━━━━━ SELECTED EXTRACT ━━━━━
So, with E1 routes, it will increment cost at each hop and with E2 routes it will not, but will still choose optimal path TO the ASBR advertising the route...

And forwarding addresses, which only come into play in certain scenarios' (broadcast link, next hop in broadcast link and neighbor on that link), open a whole other can of worms.
 
-------------------------------------------------------
r/s
William Nellis IV
nellis_iv@yahoo.com

----- Original Message ----
From: Antonio Soares <amsoares@netcabo.pt>
To: Sergey <public@svlp.net>; Cisco certification <ccielab@groupstudy.com>
Sent: Wednesday, July 11, 2007 5:08:14 AM
Subject: RE: About E2 routes

The router will decide taking into account the forward-metric to each ASBR:

+++++++++++++++++++++++
R3#sh ip route 12.12.12.0
Routing entry for 12.12.12.0/24
  Known via "ospf 1", distance 110, metric 20, type extern 2, forward metric
781
  Last update from 23.23.23.2 on Serial1/3, 00:00:13 ago
  Routing Descriptor Blocks:
  * 13.13.13.1, from 1.1.1.1, 00:00:13 ago, via Serial1/2
      Route metric is 20, traffic share count is 1
    23.23.23.2, from 2.2.2.2, 00:00:13 ago, via Serial1/3
      Route metric is 20, traffic share count is 1

R3#
+++++++++++++++++++++++
R3#
R3#sh ip ospf int s1/2 | inc Cost
  Process ID 1, Router ID 3.3.3.3, Network Type POINT_TO_POINT, Cost: 781
R3#
R3#
R3#sh ip ospf int s1/3 | inc Cost
  Process ID 1, Router ID 3.3.3.3, Network Type POINT_TO_POINT, Cost: 781
R3#
R3#
+++++++++++++++++++++++
R3(config)#int s1/3
R3(config-if)#ip ospf cost ?
  <1-65535> Cost

R3(config-if)#ip ospf cost 1
R3(config-if)#do sh ip route 12.12.12.0
Routing entry for 12.12.12.0/24
  Known via "ospf 1", distance 110, metric 20, type extern 2, forward metric
1
  Last update from 23.23.23.2 on Serial1/3, 00:00:07 ago
  Routing Descriptor Blocks:
  * 23.23.23.2, from 2.2.2.2, 00:00:07 ago, via Serial1/3
      Route metric is 20, traffic share count is 1

R3(config-if)#
R3(config-if)#
R3(config-if)#do sh ip ospf int s1/2 | inc Cost
  Process ID 1, Router ID 3.3.3.3, Network Type POINT_TO_POINT, Cost: 781
R3(config-if)#
R3(config-if)#
R3(config-if)#do sh ip ospf int s1/3 | inc Cost
  Process ID 1, Router ID 3.3.3.3, Network Type POINT_TO_POINT, Cost: 1
R3(config-if)#
R3(config-if)#
+++++++++++++++++++++++

-----Original Message-----
From: nobody@groupstudy.com [mailto:nobody@groupstudy.com] On Behalf Of
Sergey
Sent: quarta-feira, 11 de Julho de 2007 10:01
To: 'Cisco certification'
Subject: About E2 routes

I my lab I've got next topology
R1-----R4-----R2
R1 & R2 both announce E2 route 67.0.0.0/24, but R1 use PPP multilink to R4
and R2 use HDLC serial interface to R4

OSPF Network Design Solutions says about E2
"E2 routesE2 routes are the default external routes for OSPF. They do not
add the internal OSPF metrics; they use the remote AS only, regardless of
where they are in the AS. For example, if a packet is destined for another
AS, E2 routes add only the metrics from the destination AS associated with
reaching the destination."
━━━━━ RECORD SET ━━━━━
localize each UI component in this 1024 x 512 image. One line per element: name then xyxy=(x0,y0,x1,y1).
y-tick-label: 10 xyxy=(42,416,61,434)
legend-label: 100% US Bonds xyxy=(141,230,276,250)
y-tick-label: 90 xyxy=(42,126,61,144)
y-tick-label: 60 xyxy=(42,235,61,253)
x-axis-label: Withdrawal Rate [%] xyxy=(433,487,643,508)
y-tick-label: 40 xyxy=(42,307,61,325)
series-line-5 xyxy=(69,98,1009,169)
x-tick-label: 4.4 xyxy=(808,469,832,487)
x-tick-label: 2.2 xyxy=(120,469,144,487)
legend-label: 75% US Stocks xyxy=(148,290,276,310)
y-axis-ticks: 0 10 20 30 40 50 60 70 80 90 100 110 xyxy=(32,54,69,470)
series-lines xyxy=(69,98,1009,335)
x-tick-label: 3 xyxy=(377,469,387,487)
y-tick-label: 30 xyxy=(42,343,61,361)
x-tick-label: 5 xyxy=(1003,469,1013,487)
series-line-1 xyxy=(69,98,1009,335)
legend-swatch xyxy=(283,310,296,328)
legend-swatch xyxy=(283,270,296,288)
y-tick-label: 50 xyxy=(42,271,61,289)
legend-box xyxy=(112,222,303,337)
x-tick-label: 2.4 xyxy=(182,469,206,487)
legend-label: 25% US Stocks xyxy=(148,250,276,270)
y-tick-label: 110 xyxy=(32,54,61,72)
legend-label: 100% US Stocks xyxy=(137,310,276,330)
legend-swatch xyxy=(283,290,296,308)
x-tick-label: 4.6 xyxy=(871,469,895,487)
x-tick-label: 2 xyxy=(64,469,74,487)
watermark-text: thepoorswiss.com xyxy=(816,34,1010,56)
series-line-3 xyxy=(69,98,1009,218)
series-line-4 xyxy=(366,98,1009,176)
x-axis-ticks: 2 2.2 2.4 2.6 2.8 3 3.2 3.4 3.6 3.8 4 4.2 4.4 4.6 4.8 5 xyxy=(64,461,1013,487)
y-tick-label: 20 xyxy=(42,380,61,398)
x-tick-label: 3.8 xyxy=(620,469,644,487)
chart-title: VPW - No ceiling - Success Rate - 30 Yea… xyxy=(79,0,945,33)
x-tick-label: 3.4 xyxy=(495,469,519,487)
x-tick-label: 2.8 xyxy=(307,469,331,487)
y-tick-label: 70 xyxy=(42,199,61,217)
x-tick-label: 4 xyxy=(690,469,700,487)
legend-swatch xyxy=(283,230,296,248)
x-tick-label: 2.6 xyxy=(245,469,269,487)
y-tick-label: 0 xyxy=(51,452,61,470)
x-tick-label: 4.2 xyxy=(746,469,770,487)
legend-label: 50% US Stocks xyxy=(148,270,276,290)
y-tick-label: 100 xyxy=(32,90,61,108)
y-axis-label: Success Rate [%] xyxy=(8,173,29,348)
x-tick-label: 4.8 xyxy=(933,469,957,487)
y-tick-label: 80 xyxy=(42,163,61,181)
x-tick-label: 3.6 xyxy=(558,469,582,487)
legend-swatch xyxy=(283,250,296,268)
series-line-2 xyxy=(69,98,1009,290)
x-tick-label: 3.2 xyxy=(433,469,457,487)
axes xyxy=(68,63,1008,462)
━━━━━
> **TO DO**:
**1.** Reproduce everything in the OSPF email thread from "So, with E1" down to "can of worms.".
**2.** In the OSPF email thread, what does R1 use to connect to R4?
**3.** Go on with the OSPF email thread about E2 routes from the point where it stops.

> **RESPONSES**:
**1.**
So, with E1 routes, it will increment cost at each hop and with E2 routes it will not, but will still choose optimal path TO the ASBR advertising the route...

And forwarding addresses, which only come into play in certain scenarios' (broadcast link, next hop in broadcast link and neighbor on that link), open a whole other can of worms.

**2.** PPP multilink

**3.**
So I expect to see in routing table both routes (one from R1, another from
R2), in real life I see only

      67.0.0.0/24 is subnetted, 1 subnets
O E2 67.0.0.0 [110/20] via 192.168.100.1, 00:00:15, Multilink10

if I shutdown int Multilink10 another route appear in routing table with the
same metric

      67.0.0.0/24 is subnetted, 1 subnets
O E2 67.0.0.0 [110/20] via 192.168.200.1, 00:00:15, Serial1/1

after some investigation I've found that ASBR has different cost

R4#sh ip ospf border-routers
i 192.168.200.1 [64] via 192.168.200.1, Serial1/1, ASBR, Area 10, SPF 48 i
192.168.10.100 [1] via 192.168.100.1, Multilink10, ASBR, Area 10, SPF 48

I've changed ospf cost on serial interface so

R4#sh ip ospf border-routers

i 192.168.200.1 [1] via 192.168.200.1, Serial1/1, ASBR, Area 10, SPF 52 i
192.168.10.100 [1] via 192.168.100.1, Multilink10, ASBR, Area 10, SPF 52

And only after I've changed ospf cost both routes appear in routing table

      67.0.0.0/24 is subnetted, 1 subnets
O E2 67.0.0.0 [110/20] via 192.168.200.1, 00:00:15, Serial1/1
                  [110/20] via 192.168.100.1, 00:00:15, Multilink10

My question is, why cisco take in account cost to ASBR for E2 routes?